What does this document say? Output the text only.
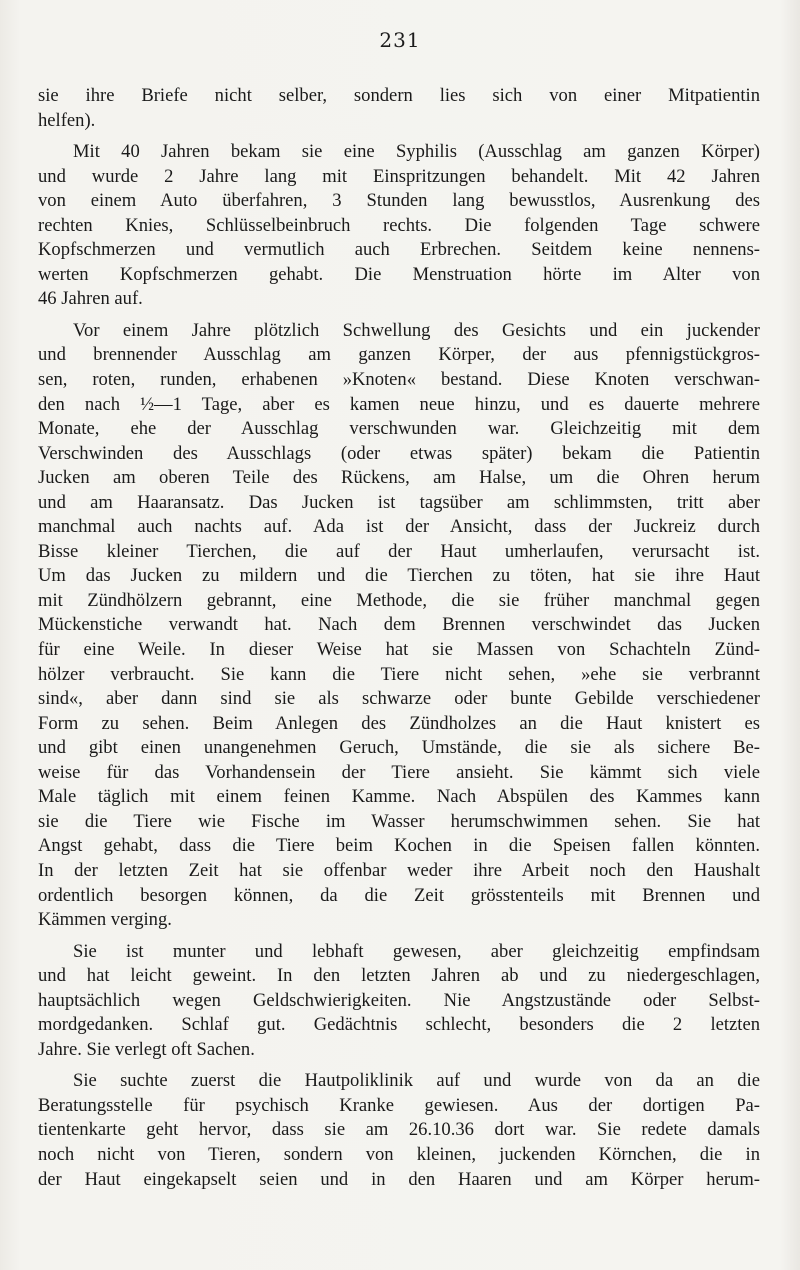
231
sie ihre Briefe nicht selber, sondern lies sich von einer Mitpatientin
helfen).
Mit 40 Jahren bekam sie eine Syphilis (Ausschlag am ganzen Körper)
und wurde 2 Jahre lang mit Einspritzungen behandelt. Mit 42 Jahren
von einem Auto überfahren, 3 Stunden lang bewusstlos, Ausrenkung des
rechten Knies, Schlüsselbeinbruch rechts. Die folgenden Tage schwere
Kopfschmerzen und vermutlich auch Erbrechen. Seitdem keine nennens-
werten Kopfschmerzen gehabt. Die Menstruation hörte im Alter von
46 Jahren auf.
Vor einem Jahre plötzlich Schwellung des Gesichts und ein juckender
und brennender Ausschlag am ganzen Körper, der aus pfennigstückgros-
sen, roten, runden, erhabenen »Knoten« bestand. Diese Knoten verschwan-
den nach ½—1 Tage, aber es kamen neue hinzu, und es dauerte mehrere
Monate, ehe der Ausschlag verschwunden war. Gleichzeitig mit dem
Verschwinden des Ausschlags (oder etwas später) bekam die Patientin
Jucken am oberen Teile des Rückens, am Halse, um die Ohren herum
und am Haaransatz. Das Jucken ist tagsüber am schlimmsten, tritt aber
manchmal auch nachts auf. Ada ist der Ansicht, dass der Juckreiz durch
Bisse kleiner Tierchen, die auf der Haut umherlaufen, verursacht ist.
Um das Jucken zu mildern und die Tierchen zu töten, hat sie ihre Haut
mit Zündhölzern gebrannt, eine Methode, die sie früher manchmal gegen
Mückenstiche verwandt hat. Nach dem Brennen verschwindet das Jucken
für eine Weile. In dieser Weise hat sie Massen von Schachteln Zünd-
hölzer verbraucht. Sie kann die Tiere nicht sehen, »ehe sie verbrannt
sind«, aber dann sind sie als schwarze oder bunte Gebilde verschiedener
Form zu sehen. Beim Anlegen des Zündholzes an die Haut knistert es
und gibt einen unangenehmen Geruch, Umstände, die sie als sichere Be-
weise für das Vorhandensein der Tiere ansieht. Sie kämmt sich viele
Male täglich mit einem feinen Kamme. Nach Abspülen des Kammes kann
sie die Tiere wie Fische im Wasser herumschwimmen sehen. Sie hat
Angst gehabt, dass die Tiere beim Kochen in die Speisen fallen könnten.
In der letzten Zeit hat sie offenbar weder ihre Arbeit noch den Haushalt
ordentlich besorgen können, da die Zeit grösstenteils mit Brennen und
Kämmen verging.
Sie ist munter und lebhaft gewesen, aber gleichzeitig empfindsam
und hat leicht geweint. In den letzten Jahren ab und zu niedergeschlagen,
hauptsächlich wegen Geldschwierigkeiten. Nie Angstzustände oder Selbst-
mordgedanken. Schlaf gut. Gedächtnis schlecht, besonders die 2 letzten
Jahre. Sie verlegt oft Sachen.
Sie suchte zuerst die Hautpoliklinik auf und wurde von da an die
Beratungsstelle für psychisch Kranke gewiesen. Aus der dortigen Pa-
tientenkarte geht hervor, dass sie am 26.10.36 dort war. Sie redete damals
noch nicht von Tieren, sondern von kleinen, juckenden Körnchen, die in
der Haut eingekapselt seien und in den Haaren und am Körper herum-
● ● ● ● ●
## Problem to solve
Reproduce the records above exactly, leaving out every picture they contain.

## Correct response
What does this document say? Output the text only.
231
sie ihre Briefe nicht selber, sondern lies sich von einer Mitpatientin
helfen).
Mit 40 Jahren bekam sie eine Syphilis (Ausschlag am ganzen Körper)
und wurde 2 Jahre lang mit Einspritzungen behandelt. Mit 42 Jahren
von einem Auto überfahren, 3 Stunden lang bewusstlos, Ausrenkung des
rechten Knies, Schlüsselbeinbruch rechts. Die folgenden Tage schwere
Kopfschmerzen und vermutlich auch Erbrechen. Seitdem keine nennens-
werten Kopfschmerzen gehabt. Die Menstruation hörte im Alter von
46 Jahren auf.
Vor einem Jahre plötzlich Schwellung des Gesichts und ein juckender
und brennender Ausschlag am ganzen Körper, der aus pfennigstückgros-
sen, roten, runden, erhabenen »Knoten« bestand. Diese Knoten verschwan-
den nach ½—1 Tage, aber es kamen neue hinzu, und es dauerte mehrere
Monate, ehe der Ausschlag verschwunden war. Gleichzeitig mit dem
Verschwinden des Ausschlags (oder etwas später) bekam die Patientin
Jucken am oberen Teile des Rückens, am Halse, um die Ohren herum
und am Haaransatz. Das Jucken ist tagsüber am schlimmsten, tritt aber
manchmal auch nachts auf. Ada ist der Ansicht, dass der Juckreiz durch
Bisse kleiner Tierchen, die auf der Haut umherlaufen, verursacht ist.
Um das Jucken zu mildern und die Tierchen zu töten, hat sie ihre Haut
mit Zündhölzern gebrannt, eine Methode, die sie früher manchmal gegen
Mückenstiche verwandt hat. Nach dem Brennen verschwindet das Jucken
für eine Weile. In dieser Weise hat sie Massen von Schachteln Zünd-
hölzer verbraucht. Sie kann die Tiere nicht sehen, »ehe sie verbrannt
sind«, aber dann sind sie als schwarze oder bunte Gebilde verschiedener
Form zu sehen. Beim Anlegen des Zündholzes an die Haut knistert es
und gibt einen unangenehmen Geruch, Umstände, die sie als sichere Be-
weise für das Vorhandensein der Tiere ansieht. Sie kämmt sich viele
Male täglich mit einem feinen Kamme. Nach Abspülen des Kammes kann
sie die Tiere wie Fische im Wasser herumschwimmen sehen. Sie hat
Angst gehabt, dass die Tiere beim Kochen in die Speisen fallen könnten.
In der letzten Zeit hat sie offenbar weder ihre Arbeit noch den Haushalt
ordentlich besorgen können, da die Zeit grösstenteils mit Brennen und
Kämmen verging.
Sie ist munter und lebhaft gewesen, aber gleichzeitig empfindsam
und hat leicht geweint. In den letzten Jahren ab und zu niedergeschlagen,
hauptsächlich wegen Geldschwierigkeiten. Nie Angstzustände oder Selbst-
mordgedanken. Schlaf gut. Gedächtnis schlecht, besonders die 2 letzten
Jahre. Sie verlegt oft Sachen.
Sie suchte zuerst die Hautpoliklinik auf und wurde von da an die
Beratungsstelle für psychisch Kranke gewiesen. Aus der dortigen Pa-
tientenkarte geht hervor, dass sie am 26.10.36 dort war. Sie redete damals
noch nicht von Tieren, sondern von kleinen, juckenden Körnchen, die in
der Haut eingekapselt seien und in den Haaren und am Körper herum-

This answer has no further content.